Given problem A -> Please copy out the lines of the entries word for word, starting at the line containing "202, 506, 219]" and ending at the line containing "Text: Sent-PTR (2019): Sent-PTR", including both of those lines.

Passage shown ->
Written by Connie | Posted on 25 November 2010| 0

IF there were one person you’d expect to take issue with “All Good Things,” the new movie directed by Andrew Jarecki, it would be Robert A. Durst, since it implicates him in three killings, two of which he is depicted as committing and a third as orchestrating.

“All Good Things,” directed by Andrew Jarecki, includes restaging a seedy Times Square where the Durst Organization was a major landlord.

In several brief telephone conversations, his first in years about deaths in which he has long been a suspect, Mr. Durst, the real estate scion whose wealthy family helped to redevelop Times Square in the 1990s, said he actually liked the movie.

The actor who played him? Ryan Gosling? “Close,” he said. “Not as good as the real thing.”

Kirsten Dunst, though, was pretty much a ringer, he said, for his wife, Kathie, whom he has long been suspected of murdering.

“Parts made me cry,” said Mr. Durst, 67, whose travails have commanded lurid headlines for nearly three decades.

It all began with the mysterious 1982 disappearance of his young wife, a beauty who had been considering divorce, followed 18 years later by the execution-style murder of a close friend as investigators looked to question her. It ultimately featured cross-dressing, dismemberment and a 45-day manhunt stretching from Galveston, Tex., to California and New York.

Though investigators sought to question Mr. Durst about his wife’s disappearance and the 2000 murder of his friend, Susan Berman, in Los Angeles, he has never been charged in either case. He was, however, charged in the 2001 death of a former rooming-house neighbor, Morris Black, whose body he dismembered and threw in Galveston Bay. But a Texas jury found he acted in self-defense, and he ended up serving four years on lesser charges, including jumping bail and evidence tampering.

Now he’s free and living on $65 million gained in a settlement with his family, splitting his time among homes in Houston, Los Angeles and Harlem.

Mr. Durst’s embrace of the film, which opens Friday, is probably based on its portrayal of him as a sad but very human character known as David Marks, whose childhood is scarred by his mother’s suicide and whose road to violence is paved by the pressures of life with an overbearing and distant father.

Mr. Jarecki, who has spoken of the pressures of life with his own strong-willed father, said he hoped the movie could help explain how Mr. Durst unraveled, ending up in Texas in 2001 posing as Dorothy, a mute woman in a blonde wig, and capable of cutting up a body with a hacksaw.

The $25 million movie’s most important mission, Mr. Jarecki said, is “to portray these people as human beings, and that’s very hard to do when you’re living in a world where Robert, for example, has been painted as a burlesque figure in the media.”

Mr. Durst does not endorse the film’s view that he played a role in all three deaths. Still, he said, he expected much worse. “The movie, I did think, is as reasonably accurate as anything out there,” he said, “a whole lot more accurate than those endless TV documentaries. And this doesn’t pretend to be a documentary.”

Mr. Jarecki is a documentary filmmaker whose “Capturing the Friedmans” was nominated for an Academy Award in 2004. But in this, his first dramatic feature, he chose a hybrid form: part fictional account that fills in the holes of a long-unsolved mystery and part researched docudrama that claims to point to the truth.

Given problem B ->
Answer these questions from the article about "All Good Things":
(i) In what year did Mr. Durst's wife disappear?
(ii) How much did Mr. Durst gain in the settlement with his family?
(iii) Which film by Mr. Jarecki was nominated for an Academy Award in 2004?

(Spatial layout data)
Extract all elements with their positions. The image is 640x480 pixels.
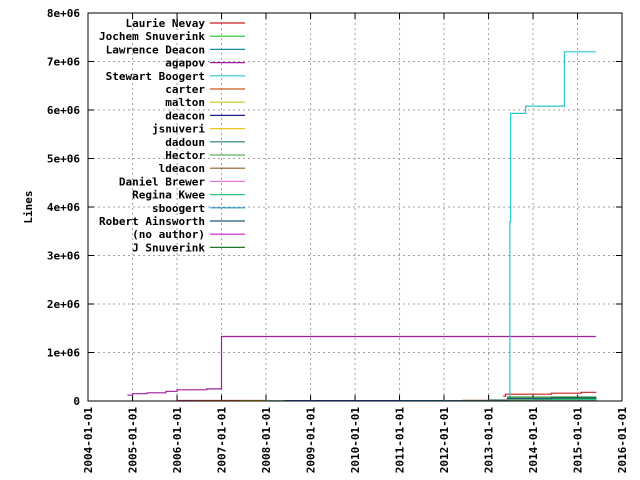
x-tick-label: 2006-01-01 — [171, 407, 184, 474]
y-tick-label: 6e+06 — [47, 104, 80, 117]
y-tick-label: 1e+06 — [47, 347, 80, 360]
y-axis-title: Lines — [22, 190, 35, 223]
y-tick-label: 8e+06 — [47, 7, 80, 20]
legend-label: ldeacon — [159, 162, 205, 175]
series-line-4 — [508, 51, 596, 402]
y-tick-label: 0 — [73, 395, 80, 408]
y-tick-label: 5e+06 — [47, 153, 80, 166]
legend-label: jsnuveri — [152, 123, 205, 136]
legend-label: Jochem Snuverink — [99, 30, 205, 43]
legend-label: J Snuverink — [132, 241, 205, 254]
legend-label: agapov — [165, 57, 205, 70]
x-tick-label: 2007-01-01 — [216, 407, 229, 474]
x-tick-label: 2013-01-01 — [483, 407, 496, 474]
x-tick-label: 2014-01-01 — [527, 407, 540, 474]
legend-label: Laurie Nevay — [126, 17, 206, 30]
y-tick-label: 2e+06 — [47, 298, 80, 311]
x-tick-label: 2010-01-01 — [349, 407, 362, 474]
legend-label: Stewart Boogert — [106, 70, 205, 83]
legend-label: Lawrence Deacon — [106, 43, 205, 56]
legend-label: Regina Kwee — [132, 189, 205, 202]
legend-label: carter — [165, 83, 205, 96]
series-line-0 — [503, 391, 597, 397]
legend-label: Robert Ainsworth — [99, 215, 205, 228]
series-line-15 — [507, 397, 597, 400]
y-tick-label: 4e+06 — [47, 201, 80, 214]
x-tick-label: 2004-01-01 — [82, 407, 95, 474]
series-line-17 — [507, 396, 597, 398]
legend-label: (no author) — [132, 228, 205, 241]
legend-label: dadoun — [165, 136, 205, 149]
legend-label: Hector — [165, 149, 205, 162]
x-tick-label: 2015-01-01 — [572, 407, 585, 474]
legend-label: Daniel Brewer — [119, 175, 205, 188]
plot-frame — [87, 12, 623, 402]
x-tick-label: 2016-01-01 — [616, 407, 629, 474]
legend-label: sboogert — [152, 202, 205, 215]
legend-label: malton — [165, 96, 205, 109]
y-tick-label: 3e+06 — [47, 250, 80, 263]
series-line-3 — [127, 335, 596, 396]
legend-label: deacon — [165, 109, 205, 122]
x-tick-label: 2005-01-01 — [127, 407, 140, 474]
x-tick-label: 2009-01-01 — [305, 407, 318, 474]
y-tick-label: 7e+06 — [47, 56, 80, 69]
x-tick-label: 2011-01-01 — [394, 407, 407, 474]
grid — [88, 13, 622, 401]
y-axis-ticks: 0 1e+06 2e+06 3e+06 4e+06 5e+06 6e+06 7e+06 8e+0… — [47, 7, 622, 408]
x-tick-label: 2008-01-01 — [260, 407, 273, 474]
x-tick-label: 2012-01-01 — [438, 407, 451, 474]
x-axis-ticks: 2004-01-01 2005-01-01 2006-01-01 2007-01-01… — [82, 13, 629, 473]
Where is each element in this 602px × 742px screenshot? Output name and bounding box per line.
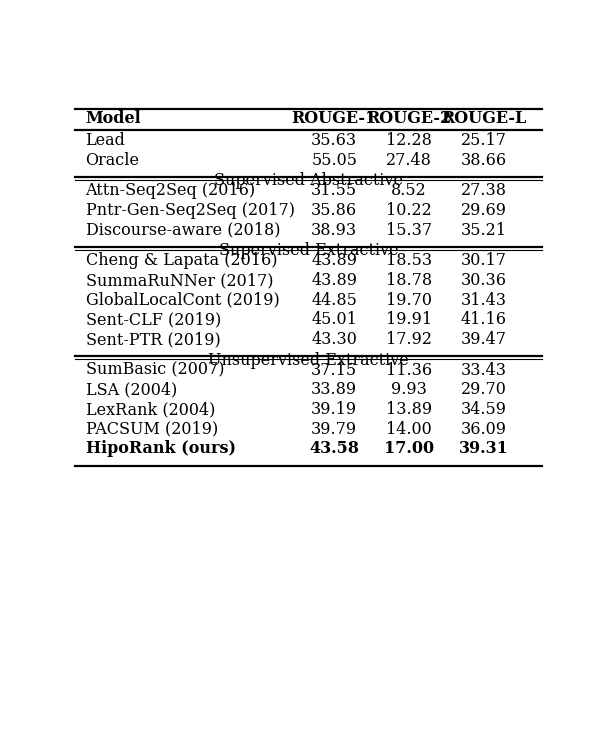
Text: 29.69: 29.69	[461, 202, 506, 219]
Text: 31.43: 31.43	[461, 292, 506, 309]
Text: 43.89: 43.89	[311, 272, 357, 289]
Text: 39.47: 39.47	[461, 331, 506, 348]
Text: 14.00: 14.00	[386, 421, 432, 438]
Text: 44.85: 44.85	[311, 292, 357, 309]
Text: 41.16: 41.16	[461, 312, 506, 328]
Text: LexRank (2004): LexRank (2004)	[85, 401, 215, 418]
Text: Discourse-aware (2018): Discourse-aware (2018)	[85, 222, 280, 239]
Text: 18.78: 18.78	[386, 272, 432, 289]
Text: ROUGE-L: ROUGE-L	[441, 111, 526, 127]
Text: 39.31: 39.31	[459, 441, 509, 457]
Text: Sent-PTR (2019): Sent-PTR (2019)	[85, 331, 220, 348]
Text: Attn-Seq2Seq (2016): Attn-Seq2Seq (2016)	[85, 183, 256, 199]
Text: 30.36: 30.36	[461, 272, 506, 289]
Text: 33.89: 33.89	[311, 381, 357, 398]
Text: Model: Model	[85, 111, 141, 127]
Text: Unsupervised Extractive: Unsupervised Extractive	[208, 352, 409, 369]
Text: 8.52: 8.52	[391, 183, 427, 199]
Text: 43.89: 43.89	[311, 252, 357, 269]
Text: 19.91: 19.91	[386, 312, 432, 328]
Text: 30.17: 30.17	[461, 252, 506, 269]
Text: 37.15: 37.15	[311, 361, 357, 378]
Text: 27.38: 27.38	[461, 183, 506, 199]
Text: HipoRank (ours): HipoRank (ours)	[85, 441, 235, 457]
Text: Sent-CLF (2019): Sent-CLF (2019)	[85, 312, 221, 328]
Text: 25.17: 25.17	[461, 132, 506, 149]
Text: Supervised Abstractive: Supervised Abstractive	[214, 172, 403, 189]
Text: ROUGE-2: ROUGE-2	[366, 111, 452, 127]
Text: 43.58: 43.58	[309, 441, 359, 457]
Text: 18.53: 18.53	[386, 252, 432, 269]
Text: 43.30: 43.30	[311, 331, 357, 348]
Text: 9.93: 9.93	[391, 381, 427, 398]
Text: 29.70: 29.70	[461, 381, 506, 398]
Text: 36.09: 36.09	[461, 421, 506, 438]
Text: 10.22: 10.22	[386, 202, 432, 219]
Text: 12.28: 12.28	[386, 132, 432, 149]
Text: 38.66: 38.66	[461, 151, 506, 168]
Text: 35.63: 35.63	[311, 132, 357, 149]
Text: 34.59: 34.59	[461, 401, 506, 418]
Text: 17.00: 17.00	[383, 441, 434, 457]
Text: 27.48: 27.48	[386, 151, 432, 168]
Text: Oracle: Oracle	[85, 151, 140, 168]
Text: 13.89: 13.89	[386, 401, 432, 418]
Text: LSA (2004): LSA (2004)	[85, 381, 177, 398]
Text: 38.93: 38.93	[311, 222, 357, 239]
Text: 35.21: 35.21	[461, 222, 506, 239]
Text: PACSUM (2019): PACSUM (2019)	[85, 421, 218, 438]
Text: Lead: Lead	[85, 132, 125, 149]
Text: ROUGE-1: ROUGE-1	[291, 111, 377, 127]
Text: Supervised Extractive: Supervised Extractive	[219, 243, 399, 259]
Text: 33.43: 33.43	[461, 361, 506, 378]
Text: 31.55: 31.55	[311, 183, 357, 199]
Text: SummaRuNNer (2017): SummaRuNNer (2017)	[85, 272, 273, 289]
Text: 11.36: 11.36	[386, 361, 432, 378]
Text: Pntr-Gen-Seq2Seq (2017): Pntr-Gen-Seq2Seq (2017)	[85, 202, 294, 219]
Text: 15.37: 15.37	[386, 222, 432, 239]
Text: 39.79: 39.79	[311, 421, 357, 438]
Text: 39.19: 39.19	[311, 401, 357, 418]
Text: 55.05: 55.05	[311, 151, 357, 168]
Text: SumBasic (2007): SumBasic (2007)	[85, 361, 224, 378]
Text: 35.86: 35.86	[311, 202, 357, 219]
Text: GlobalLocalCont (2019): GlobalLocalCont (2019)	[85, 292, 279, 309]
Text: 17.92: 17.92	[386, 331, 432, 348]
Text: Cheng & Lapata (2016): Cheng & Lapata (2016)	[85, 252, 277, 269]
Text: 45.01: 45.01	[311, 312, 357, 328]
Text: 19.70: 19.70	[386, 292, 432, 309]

---

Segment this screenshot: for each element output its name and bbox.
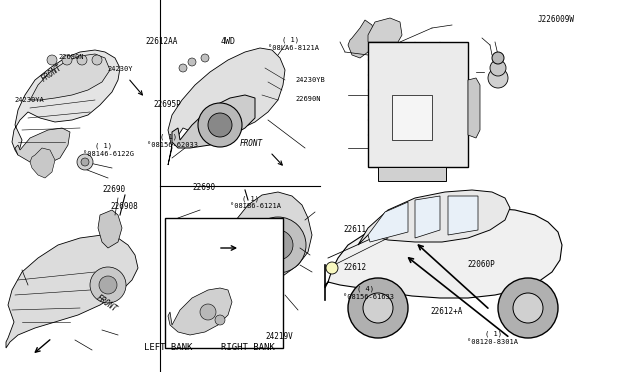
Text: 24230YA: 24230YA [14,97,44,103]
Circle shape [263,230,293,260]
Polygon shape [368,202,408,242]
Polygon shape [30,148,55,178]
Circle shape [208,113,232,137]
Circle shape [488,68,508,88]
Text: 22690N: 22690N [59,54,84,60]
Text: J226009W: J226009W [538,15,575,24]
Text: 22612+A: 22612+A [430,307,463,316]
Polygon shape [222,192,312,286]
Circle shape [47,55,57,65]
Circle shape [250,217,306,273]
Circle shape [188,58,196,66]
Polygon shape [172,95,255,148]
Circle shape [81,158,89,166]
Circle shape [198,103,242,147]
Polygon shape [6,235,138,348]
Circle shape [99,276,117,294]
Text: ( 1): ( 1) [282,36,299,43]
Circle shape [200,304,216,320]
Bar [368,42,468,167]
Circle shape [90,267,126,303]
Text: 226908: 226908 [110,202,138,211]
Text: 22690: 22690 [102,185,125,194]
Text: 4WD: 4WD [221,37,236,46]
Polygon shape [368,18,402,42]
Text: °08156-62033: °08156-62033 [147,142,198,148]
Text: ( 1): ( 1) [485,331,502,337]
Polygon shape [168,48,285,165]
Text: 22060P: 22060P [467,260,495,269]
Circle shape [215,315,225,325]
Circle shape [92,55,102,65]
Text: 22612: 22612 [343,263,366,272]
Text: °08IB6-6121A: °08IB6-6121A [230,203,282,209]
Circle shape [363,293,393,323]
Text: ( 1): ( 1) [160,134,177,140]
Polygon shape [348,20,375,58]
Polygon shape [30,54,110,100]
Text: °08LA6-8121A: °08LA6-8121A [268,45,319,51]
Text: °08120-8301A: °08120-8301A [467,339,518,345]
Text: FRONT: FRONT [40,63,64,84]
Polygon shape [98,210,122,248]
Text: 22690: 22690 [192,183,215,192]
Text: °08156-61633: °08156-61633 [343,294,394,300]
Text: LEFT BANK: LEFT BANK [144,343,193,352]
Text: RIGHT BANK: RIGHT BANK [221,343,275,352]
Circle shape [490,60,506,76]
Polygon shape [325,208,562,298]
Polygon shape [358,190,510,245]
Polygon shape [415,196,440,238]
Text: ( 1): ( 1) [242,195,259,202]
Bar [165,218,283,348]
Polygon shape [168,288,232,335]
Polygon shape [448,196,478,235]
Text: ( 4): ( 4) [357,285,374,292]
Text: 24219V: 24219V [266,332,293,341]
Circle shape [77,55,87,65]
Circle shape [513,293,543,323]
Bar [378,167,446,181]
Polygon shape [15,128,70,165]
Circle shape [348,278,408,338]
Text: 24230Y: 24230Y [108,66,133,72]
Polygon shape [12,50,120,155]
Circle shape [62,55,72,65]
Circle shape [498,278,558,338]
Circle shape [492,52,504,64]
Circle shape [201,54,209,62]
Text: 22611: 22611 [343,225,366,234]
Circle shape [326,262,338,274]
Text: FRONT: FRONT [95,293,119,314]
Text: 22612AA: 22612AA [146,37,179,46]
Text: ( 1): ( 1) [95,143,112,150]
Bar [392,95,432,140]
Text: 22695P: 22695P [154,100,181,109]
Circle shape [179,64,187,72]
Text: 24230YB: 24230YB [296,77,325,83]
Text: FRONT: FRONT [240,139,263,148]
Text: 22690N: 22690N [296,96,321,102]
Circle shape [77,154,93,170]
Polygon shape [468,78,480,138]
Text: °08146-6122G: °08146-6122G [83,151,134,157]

Full answer A ->
Text: 29.69: 29.69	[461, 202, 506, 219]
Text: 31.43: 31.43	[461, 292, 506, 309]
Text: 43.89: 43.89	[311, 272, 357, 289]
Text: 39.47: 39.47	[461, 331, 506, 348]
Text: 14.00: 14.00	[386, 421, 432, 438]
Text: 44.85: 44.85	[311, 292, 357, 309]
Text: 41.16: 41.16	[461, 312, 506, 328]
Text: LexRank (2004): LexRank (2004)	[85, 401, 215, 418]
Text: Discourse-aware (2018): Discourse-aware (2018)	[85, 222, 280, 239]
Text: 18.78: 18.78	[386, 272, 432, 289]
Text: ROUGE-L: ROUGE-L	[441, 111, 526, 127]
Text: 39.31: 39.31	[459, 441, 509, 457]
Text: Sent-PTR (2019): Sent-PTR (2019)	[85, 331, 220, 348]

Full answer B ->
(i) 1982
(ii) $65 million
(iii) "Capturing the Friedmans"